DIRECTIVE: Which lines in the records below contain the word "Squirrel"? Copy each of them.

[Dataset items]
┏━━

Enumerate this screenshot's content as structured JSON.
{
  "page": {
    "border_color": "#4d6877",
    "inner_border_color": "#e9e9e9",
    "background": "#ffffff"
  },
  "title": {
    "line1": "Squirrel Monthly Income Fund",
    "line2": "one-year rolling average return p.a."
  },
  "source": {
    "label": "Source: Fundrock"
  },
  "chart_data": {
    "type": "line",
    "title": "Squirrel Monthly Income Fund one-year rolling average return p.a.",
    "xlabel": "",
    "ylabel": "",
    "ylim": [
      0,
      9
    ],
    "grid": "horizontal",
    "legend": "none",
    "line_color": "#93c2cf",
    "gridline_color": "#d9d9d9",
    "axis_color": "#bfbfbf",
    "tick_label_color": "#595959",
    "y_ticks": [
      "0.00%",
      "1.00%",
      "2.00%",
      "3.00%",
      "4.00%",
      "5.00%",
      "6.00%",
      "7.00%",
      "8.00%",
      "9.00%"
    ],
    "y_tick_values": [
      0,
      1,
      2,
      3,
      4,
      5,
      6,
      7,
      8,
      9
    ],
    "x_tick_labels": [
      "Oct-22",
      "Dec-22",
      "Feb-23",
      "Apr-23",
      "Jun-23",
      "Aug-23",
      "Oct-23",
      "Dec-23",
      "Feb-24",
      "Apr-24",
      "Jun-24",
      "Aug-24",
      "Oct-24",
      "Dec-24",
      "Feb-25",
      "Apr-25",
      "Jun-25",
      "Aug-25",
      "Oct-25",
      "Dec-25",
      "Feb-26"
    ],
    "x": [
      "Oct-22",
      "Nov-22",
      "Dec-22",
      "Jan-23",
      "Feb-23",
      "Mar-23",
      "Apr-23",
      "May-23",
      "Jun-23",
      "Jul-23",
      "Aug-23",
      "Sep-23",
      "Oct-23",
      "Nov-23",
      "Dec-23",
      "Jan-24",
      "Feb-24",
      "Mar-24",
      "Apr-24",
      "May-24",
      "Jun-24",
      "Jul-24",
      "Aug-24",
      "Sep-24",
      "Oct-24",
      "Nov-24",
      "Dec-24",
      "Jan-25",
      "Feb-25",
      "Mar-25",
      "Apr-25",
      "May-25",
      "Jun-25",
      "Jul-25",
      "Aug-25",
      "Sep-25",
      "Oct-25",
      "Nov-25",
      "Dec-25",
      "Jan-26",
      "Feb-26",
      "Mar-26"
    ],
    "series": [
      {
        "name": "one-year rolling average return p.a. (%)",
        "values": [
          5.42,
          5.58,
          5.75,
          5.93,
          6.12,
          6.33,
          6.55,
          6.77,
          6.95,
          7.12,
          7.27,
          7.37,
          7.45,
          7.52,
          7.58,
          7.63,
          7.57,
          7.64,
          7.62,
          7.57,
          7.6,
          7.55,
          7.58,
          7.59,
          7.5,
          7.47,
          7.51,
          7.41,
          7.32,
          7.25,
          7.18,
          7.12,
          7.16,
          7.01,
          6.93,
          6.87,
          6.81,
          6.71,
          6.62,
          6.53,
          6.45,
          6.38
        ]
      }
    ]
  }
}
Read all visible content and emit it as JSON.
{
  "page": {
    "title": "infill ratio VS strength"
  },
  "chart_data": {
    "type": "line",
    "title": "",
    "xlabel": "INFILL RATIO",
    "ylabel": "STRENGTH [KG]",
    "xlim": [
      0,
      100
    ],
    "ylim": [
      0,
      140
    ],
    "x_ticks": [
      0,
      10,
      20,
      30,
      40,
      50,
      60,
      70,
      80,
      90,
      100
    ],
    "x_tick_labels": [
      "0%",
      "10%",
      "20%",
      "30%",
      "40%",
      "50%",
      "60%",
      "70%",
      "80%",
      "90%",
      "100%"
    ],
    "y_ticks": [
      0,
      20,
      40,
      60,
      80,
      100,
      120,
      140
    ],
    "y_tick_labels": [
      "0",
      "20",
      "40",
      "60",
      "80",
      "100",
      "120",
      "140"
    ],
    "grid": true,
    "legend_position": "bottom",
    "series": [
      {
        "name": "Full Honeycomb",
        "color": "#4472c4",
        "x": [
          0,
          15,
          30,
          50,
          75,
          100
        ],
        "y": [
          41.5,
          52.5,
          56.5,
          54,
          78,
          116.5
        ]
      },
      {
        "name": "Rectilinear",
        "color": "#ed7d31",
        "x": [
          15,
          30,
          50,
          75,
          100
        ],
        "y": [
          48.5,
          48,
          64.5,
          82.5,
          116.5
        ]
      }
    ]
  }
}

┗━━

RESULT:
    "line1": "Squirrel Monthly Income Fund",
    "title": "Squirrel Monthly Income Fund one-year rolling average return p.a.",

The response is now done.